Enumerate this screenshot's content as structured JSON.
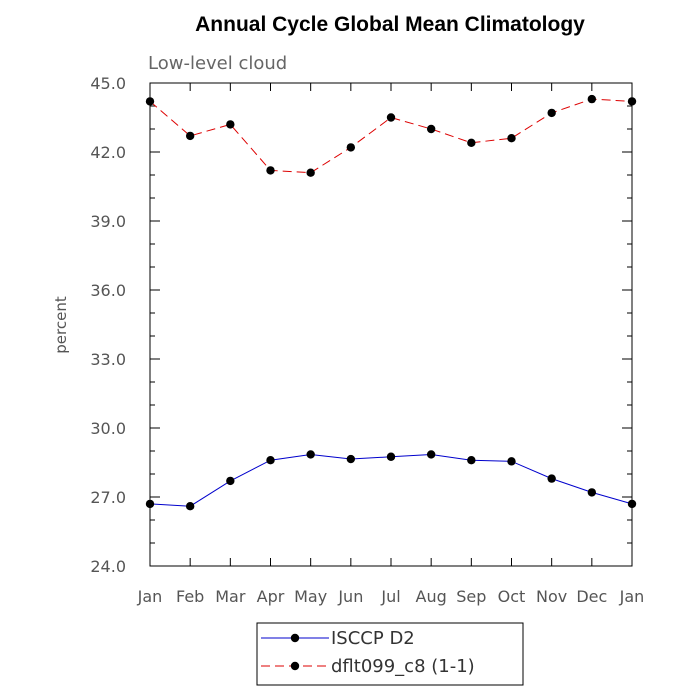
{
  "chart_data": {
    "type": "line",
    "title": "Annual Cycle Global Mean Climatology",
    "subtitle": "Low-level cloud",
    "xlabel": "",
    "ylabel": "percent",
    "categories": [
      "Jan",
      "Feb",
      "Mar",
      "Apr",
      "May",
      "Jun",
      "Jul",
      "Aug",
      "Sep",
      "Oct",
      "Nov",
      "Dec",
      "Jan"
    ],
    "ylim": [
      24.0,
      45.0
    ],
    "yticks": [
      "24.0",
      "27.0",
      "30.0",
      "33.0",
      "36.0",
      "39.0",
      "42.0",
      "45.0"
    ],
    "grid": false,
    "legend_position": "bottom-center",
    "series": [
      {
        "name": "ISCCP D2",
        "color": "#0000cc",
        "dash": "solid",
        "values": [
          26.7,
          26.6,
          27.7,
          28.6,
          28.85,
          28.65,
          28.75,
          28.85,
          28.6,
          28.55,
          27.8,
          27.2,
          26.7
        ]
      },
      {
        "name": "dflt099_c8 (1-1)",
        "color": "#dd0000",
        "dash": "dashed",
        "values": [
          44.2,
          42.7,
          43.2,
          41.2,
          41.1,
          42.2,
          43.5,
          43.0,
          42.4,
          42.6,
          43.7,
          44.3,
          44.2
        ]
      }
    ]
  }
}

- _WORK REQUIRED_
Write out all the entries exactly, except for the pictures.

- _EXERCISE RESPONSE_
Enumerate this screenshot's content as structured JSON.
{
  "chart_data": {
    "type": "line",
    "title": "Annual Cycle Global Mean Climatology",
    "subtitle": "Low-level cloud",
    "xlabel": "",
    "ylabel": "percent",
    "categories": [
      "Jan",
      "Feb",
      "Mar",
      "Apr",
      "May",
      "Jun",
      "Jul",
      "Aug",
      "Sep",
      "Oct",
      "Nov",
      "Dec",
      "Jan"
    ],
    "ylim": [
      24.0,
      45.0
    ],
    "yticks": [
      "24.0",
      "27.0",
      "30.0",
      "33.0",
      "36.0",
      "39.0",
      "42.0",
      "45.0"
    ],
    "grid": false,
    "legend_position": "bottom-center",
    "series": [
      {
        "name": "ISCCP D2",
        "color": "#0000cc",
        "dash": "solid",
        "values": [
          26.7,
          26.6,
          27.7,
          28.6,
          28.85,
          28.65,
          28.75,
          28.85,
          28.6,
          28.55,
          27.8,
          27.2,
          26.7
        ]
      },
      {
        "name": "dflt099_c8 (1-1)",
        "color": "#dd0000",
        "dash": "dashed",
        "values": [
          44.2,
          42.7,
          43.2,
          41.2,
          41.1,
          42.2,
          43.5,
          43.0,
          42.4,
          42.6,
          43.7,
          44.3,
          44.2
        ]
      }
    ]
  }
}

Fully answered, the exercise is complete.